Task description: All of the records below must be output exactly, with no pictures carried over.

Data shown:
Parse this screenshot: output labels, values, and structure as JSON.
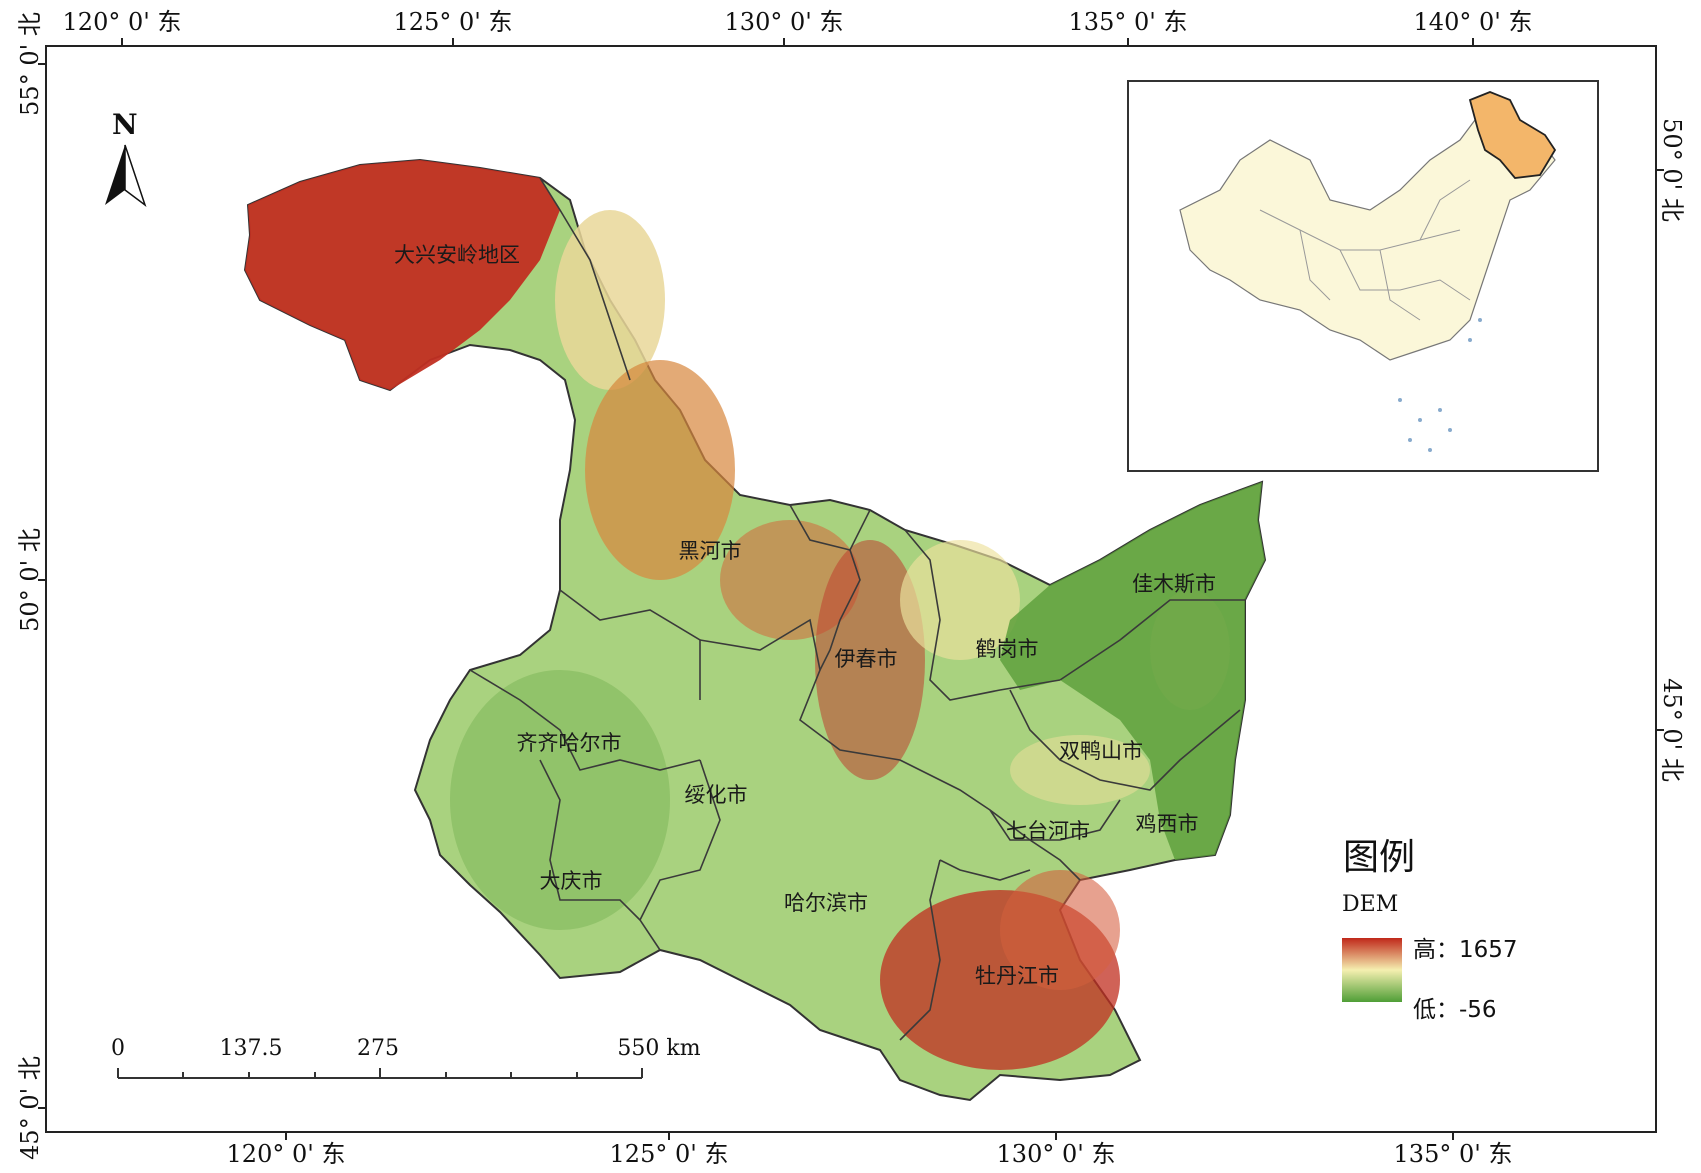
{
  "graticule": {
    "top": [
      "120° 0' 东",
      "125° 0' 东",
      "130° 0' 东",
      "135° 0' 东",
      "140° 0' 东"
    ],
    "bottom": [
      "120° 0' 东",
      "125° 0' 东",
      "130° 0' 东",
      "135° 0' 东"
    ],
    "left": [
      "55° 0' 北",
      "50° 0' 北",
      "45° 0' 北"
    ],
    "right": [
      "50° 0' 北",
      "45° 0' 北"
    ]
  },
  "north_arrow": {
    "label": "N"
  },
  "regions": [
    "大兴安岭地区",
    "黑河市",
    "伊春市",
    "鹤岗市",
    "佳木斯市",
    "齐齐哈尔市",
    "绥化市",
    "双鸭山市",
    "大庆市",
    "七台河市",
    "鸡西市",
    "哈尔滨市",
    "牡丹江市"
  ],
  "scale_bar": {
    "ticks": [
      "0",
      "137.5",
      "275",
      "550 km"
    ]
  },
  "legend": {
    "title": "图例",
    "subtitle": "DEM",
    "high": "高：1657",
    "low": "低：-56",
    "colors": {
      "high": "#c0281a",
      "mid": "#f5efb0",
      "low": "#4f9e36"
    }
  },
  "inset": {
    "highlight_color": "#f3b66a",
    "land_color": "#fbf7d9"
  }
}
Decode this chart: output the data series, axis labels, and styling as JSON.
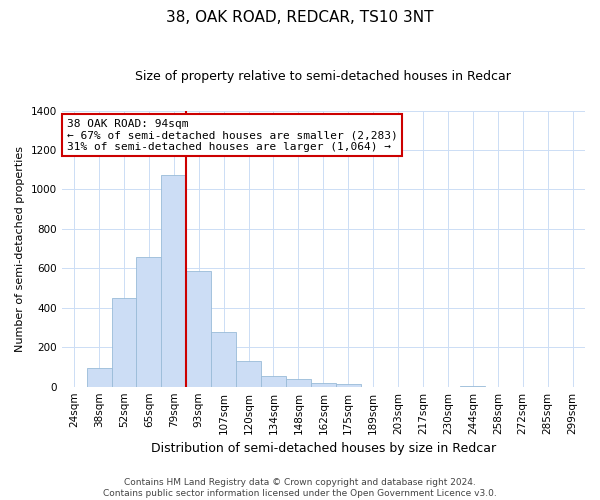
{
  "title": "38, OAK ROAD, REDCAR, TS10 3NT",
  "subtitle": "Size of property relative to semi-detached houses in Redcar",
  "xlabel": "Distribution of semi-detached houses by size in Redcar",
  "ylabel": "Number of semi-detached properties",
  "bin_labels": [
    "24sqm",
    "38sqm",
    "52sqm",
    "65sqm",
    "79sqm",
    "93sqm",
    "107sqm",
    "120sqm",
    "134sqm",
    "148sqm",
    "162sqm",
    "175sqm",
    "189sqm",
    "203sqm",
    "217sqm",
    "230sqm",
    "244sqm",
    "258sqm",
    "272sqm",
    "285sqm",
    "299sqm"
  ],
  "bar_values": [
    0,
    95,
    450,
    660,
    1075,
    585,
    275,
    130,
    55,
    40,
    20,
    15,
    0,
    0,
    0,
    0,
    5,
    0,
    0,
    0,
    0
  ],
  "bar_color": "#ccddf5",
  "bar_edge_color": "#99bbd8",
  "vline_bin_index": 5,
  "vline_color": "#cc0000",
  "annotation_line1": "38 OAK ROAD: 94sqm",
  "annotation_line2": "← 67% of semi-detached houses are smaller (2,283)",
  "annotation_line3": "31% of semi-detached houses are larger (1,064) →",
  "annotation_box_color": "#ffffff",
  "annotation_box_edge": "#cc0000",
  "ylim": [
    0,
    1400
  ],
  "yticks": [
    0,
    200,
    400,
    600,
    800,
    1000,
    1200,
    1400
  ],
  "footer_text": "Contains HM Land Registry data © Crown copyright and database right 2024.\nContains public sector information licensed under the Open Government Licence v3.0.",
  "background_color": "#ffffff",
  "grid_color": "#ccddf5",
  "title_fontsize": 11,
  "subtitle_fontsize": 9,
  "xlabel_fontsize": 9,
  "ylabel_fontsize": 8,
  "tick_fontsize": 7.5,
  "footer_fontsize": 6.5,
  "annot_fontsize": 8
}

The completed task:
Parse this screenshot: output labels, values, and structure as JSON.
{
  "graticule": {
    "top": [
      "120° 0' 东",
      "125° 0' 东",
      "130° 0' 东",
      "135° 0' 东",
      "140° 0' 东"
    ],
    "bottom": [
      "120° 0' 东",
      "125° 0' 东",
      "130° 0' 东",
      "135° 0' 东"
    ],
    "left": [
      "55° 0' 北",
      "50° 0' 北",
      "45° 0' 北"
    ],
    "right": [
      "50° 0' 北",
      "45° 0' 北"
    ]
  },
  "north_arrow": {
    "label": "N"
  },
  "regions": [
    "大兴安岭地区",
    "黑河市",
    "伊春市",
    "鹤岗市",
    "佳木斯市",
    "齐齐哈尔市",
    "绥化市",
    "双鸭山市",
    "大庆市",
    "七台河市",
    "鸡西市",
    "哈尔滨市",
    "牡丹江市"
  ],
  "scale_bar": {
    "ticks": [
      "0",
      "137.5",
      "275",
      "550 km"
    ]
  },
  "legend": {
    "title": "图例",
    "subtitle": "DEM",
    "high": "高：1657",
    "low": "低：-56",
    "colors": {
      "high": "#c0281a",
      "mid": "#f5efb0",
      "low": "#4f9e36"
    }
  },
  "inset": {
    "highlight_color": "#f3b66a",
    "land_color": "#fbf7d9"
  }
}
Decode this chart: output the data series, axis labels, and styling as JSON.
{
  "title": "38, OAK ROAD, REDCAR, TS10 3NT",
  "subtitle": "Size of property relative to semi-detached houses in Redcar",
  "xlabel": "Distribution of semi-detached houses by size in Redcar",
  "ylabel": "Number of semi-detached properties",
  "bin_labels": [
    "24sqm",
    "38sqm",
    "52sqm",
    "65sqm",
    "79sqm",
    "93sqm",
    "107sqm",
    "120sqm",
    "134sqm",
    "148sqm",
    "162sqm",
    "175sqm",
    "189sqm",
    "203sqm",
    "217sqm",
    "230sqm",
    "244sqm",
    "258sqm",
    "272sqm",
    "285sqm",
    "299sqm"
  ],
  "bar_values": [
    0,
    95,
    450,
    660,
    1075,
    585,
    275,
    130,
    55,
    40,
    20,
    15,
    0,
    0,
    0,
    0,
    5,
    0,
    0,
    0,
    0
  ],
  "bar_color": "#ccddf5",
  "bar_edge_color": "#99bbd8",
  "vline_bin_index": 5,
  "vline_color": "#cc0000",
  "annotation_line1": "38 OAK ROAD: 94sqm",
  "annotation_line2": "← 67% of semi-detached houses are smaller (2,283)",
  "annotation_line3": "31% of semi-detached houses are larger (1,064) →",
  "annotation_box_color": "#ffffff",
  "annotation_box_edge": "#cc0000",
  "ylim": [
    0,
    1400
  ],
  "yticks": [
    0,
    200,
    400,
    600,
    800,
    1000,
    1200,
    1400
  ],
  "footer_text": "Contains HM Land Registry data © Crown copyright and database right 2024.\nContains public sector information licensed under the Open Government Licence v3.0.",
  "background_color": "#ffffff",
  "grid_color": "#ccddf5",
  "title_fontsize": 11,
  "subtitle_fontsize": 9,
  "xlabel_fontsize": 9,
  "ylabel_fontsize": 8,
  "tick_fontsize": 7.5,
  "footer_fontsize": 6.5,
  "annot_fontsize": 8
}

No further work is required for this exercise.